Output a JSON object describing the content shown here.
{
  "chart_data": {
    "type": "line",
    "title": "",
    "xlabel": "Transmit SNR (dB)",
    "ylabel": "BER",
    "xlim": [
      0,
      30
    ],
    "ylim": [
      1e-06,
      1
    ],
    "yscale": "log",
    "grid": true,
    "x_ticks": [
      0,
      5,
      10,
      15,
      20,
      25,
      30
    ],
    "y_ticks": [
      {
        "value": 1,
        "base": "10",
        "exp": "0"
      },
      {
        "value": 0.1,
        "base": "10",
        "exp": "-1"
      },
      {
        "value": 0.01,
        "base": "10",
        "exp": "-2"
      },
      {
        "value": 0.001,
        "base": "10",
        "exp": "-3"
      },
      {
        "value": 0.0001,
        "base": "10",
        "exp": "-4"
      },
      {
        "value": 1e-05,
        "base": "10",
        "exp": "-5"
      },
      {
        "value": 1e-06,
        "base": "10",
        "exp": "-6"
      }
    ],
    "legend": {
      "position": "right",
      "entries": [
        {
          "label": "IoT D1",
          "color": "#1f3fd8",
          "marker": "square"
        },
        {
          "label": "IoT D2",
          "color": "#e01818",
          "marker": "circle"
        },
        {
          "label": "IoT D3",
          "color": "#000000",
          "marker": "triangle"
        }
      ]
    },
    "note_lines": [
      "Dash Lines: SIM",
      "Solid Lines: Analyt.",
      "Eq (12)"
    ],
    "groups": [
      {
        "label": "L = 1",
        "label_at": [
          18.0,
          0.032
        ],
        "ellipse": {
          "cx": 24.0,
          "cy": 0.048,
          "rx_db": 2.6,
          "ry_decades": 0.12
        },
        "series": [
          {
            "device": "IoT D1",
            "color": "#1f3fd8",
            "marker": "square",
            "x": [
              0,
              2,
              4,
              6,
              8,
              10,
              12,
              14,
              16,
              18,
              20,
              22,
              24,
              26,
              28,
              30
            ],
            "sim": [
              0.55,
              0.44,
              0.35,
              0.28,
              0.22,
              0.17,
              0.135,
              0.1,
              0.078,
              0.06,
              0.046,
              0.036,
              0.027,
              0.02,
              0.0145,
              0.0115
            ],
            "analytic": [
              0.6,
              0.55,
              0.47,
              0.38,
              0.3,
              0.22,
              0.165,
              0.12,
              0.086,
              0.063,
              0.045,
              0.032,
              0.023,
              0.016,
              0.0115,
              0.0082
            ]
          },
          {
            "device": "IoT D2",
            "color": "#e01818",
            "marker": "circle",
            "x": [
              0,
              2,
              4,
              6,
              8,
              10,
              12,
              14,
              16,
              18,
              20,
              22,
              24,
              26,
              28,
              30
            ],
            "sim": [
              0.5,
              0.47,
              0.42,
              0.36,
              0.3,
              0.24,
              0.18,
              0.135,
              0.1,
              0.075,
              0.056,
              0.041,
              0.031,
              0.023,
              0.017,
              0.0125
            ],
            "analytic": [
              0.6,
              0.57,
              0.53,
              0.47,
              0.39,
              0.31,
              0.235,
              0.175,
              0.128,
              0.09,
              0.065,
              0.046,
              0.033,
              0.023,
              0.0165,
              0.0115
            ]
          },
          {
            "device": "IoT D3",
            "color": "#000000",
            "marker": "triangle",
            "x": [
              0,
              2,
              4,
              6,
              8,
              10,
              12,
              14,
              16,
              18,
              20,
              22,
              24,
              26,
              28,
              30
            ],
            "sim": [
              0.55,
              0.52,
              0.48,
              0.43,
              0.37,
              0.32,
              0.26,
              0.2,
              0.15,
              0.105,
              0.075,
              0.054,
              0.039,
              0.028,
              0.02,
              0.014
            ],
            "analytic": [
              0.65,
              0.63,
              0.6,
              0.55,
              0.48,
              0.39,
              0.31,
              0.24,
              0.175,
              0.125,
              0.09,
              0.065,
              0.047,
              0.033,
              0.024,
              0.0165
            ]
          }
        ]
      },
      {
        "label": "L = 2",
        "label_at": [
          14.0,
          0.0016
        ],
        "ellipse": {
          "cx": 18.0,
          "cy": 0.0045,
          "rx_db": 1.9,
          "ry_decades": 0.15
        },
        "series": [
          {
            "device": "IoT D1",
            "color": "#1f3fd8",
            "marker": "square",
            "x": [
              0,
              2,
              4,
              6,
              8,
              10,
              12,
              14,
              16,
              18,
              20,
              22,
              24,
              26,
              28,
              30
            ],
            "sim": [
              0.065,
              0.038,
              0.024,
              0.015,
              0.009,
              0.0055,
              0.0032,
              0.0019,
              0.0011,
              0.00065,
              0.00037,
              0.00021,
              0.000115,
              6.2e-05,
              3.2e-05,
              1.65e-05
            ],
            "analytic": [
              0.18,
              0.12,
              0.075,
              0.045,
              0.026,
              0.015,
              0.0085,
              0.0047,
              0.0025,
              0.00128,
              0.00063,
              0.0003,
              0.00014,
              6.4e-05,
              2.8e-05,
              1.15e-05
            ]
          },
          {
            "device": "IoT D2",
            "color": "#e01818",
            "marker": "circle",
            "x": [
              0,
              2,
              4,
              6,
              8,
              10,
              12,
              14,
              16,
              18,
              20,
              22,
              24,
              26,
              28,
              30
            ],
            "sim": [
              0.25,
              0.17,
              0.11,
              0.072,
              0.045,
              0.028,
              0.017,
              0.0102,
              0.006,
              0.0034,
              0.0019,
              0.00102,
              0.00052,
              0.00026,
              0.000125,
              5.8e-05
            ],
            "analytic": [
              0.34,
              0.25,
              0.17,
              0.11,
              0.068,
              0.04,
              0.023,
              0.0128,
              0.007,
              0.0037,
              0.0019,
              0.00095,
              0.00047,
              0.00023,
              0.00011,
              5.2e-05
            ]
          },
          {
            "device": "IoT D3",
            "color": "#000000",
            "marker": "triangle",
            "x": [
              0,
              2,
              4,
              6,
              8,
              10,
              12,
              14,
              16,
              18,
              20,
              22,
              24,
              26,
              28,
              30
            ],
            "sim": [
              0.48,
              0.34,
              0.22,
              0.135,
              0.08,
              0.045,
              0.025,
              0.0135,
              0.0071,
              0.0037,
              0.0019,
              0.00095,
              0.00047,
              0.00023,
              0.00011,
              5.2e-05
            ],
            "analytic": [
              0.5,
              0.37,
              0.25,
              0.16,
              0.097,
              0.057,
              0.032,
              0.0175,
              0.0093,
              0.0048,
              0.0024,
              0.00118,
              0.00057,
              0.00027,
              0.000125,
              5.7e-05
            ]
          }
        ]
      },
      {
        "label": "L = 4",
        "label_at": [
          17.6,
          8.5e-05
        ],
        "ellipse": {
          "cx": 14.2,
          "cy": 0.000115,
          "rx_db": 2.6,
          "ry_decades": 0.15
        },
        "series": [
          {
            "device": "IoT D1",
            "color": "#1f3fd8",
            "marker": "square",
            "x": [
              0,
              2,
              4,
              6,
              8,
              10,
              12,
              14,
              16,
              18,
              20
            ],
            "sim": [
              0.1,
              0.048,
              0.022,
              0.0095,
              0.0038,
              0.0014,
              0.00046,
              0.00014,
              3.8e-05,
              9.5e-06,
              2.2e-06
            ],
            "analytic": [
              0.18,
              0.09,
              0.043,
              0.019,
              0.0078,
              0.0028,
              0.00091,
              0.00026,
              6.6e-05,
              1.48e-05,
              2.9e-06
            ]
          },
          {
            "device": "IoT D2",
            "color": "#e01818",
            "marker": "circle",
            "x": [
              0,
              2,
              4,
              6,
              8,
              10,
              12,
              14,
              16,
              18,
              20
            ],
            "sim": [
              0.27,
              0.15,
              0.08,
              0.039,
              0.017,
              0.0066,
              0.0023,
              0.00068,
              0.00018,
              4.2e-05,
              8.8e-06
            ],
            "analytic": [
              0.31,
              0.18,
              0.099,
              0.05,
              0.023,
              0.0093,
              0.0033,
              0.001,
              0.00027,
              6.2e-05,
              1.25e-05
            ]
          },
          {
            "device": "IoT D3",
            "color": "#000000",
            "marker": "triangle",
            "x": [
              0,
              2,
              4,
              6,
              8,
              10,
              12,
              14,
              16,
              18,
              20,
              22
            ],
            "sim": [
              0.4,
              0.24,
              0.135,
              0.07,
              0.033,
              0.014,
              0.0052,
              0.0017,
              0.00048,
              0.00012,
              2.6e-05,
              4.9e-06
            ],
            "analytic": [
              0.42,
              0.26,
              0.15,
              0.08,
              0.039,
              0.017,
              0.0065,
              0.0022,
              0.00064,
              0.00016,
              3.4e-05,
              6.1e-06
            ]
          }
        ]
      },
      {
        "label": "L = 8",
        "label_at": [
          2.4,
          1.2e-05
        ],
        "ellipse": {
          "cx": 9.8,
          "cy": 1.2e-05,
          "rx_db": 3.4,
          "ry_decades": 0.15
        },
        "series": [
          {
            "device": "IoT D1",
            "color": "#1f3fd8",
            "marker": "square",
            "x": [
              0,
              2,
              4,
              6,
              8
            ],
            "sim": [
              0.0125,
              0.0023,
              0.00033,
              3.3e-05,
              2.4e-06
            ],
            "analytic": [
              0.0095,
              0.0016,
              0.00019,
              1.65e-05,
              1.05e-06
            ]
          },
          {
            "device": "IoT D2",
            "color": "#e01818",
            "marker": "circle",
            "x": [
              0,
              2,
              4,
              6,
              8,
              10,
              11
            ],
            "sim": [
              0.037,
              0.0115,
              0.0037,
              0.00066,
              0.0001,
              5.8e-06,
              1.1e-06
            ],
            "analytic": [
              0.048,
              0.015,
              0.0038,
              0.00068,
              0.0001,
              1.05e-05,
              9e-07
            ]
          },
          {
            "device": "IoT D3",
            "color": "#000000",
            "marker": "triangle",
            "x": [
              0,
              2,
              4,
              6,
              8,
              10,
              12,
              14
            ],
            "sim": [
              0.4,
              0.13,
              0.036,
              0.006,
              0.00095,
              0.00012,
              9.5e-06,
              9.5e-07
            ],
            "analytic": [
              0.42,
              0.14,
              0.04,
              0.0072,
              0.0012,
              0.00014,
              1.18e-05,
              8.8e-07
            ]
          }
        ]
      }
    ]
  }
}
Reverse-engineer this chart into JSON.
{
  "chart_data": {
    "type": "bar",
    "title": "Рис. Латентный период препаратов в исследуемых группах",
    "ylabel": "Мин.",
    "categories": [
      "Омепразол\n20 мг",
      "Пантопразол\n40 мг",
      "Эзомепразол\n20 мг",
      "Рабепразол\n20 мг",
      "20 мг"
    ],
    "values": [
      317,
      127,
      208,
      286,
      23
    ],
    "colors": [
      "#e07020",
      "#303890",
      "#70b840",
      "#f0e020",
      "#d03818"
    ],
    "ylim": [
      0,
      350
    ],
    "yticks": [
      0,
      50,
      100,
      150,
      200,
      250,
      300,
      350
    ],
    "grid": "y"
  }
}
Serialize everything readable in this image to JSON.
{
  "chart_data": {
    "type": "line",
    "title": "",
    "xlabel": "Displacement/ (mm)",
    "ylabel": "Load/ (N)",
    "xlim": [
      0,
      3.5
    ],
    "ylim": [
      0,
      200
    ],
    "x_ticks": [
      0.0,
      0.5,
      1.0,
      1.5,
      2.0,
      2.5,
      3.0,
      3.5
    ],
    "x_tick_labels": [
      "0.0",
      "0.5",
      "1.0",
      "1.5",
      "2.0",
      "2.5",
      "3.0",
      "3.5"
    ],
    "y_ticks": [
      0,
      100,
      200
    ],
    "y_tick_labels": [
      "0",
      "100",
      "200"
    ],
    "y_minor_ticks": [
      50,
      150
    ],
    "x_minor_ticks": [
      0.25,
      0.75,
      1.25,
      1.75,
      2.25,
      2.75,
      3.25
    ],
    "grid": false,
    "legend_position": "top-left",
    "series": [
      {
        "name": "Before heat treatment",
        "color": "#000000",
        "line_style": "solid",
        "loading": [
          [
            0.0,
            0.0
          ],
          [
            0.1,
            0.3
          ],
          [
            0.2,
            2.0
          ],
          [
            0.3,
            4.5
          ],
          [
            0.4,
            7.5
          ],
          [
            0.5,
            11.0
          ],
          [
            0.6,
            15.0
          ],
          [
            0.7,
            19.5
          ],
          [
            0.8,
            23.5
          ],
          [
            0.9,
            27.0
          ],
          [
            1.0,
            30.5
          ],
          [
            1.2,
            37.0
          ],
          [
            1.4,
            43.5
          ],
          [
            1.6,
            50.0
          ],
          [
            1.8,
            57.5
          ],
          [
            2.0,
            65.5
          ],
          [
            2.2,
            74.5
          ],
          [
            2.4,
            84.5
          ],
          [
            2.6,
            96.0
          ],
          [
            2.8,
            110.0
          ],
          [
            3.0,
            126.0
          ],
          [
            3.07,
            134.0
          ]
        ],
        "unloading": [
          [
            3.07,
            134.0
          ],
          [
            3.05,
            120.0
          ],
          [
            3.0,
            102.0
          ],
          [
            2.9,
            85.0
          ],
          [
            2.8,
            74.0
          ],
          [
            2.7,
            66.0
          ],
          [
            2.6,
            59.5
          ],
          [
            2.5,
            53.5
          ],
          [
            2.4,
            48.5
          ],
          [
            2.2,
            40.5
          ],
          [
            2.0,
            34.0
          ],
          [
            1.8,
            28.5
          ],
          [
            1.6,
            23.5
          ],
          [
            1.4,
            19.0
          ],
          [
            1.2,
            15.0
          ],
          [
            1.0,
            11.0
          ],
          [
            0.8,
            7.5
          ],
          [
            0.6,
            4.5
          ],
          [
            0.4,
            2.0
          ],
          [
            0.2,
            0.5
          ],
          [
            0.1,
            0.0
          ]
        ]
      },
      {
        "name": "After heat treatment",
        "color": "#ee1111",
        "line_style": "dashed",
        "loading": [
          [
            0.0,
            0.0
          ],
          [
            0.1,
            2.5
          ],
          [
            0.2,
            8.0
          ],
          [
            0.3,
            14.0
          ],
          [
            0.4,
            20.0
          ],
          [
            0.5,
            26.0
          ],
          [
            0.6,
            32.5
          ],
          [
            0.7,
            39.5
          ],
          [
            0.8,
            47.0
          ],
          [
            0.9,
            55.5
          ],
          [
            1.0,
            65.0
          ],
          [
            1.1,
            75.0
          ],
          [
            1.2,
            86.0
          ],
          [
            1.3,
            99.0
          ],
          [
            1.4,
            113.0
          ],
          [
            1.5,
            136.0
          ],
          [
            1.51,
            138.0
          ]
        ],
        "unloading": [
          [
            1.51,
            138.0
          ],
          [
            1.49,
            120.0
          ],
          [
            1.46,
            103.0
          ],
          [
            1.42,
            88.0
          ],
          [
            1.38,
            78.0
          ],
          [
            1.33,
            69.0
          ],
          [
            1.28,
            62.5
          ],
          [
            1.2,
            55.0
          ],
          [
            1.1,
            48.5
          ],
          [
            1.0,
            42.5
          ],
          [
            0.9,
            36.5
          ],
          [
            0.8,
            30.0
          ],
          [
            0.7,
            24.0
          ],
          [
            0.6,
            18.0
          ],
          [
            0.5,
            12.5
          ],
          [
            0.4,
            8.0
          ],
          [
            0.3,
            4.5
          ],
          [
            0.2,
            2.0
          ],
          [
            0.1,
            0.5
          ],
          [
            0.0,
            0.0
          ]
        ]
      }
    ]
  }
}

Written instruction: Copy and report every line where the word "JSON" is present.

Solution to this task:
Output a JSON object describing the content shown here.
Reverse-engineer this chart into JSON.
Serialize everything readable in this image to JSON.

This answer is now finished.